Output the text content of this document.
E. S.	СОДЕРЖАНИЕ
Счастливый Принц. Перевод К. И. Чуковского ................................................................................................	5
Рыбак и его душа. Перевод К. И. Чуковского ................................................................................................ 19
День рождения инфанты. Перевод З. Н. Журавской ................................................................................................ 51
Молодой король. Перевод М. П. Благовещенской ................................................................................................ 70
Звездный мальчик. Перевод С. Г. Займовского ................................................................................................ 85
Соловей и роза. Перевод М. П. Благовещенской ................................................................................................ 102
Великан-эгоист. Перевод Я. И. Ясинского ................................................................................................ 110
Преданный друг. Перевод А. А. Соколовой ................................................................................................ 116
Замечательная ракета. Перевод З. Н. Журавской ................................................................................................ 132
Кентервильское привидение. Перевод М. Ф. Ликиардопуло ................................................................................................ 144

◆ ◆ ◆

- _What is required_
Lines containing the string "Журавской" are to be selected and copied.

- _Exercise solution_
День рождения инфанты. Перевод З. Н. Журавской ................................................................................................ 51
Замечательная ракета. Перевод З. Н. Журавской ................................................................................................ 132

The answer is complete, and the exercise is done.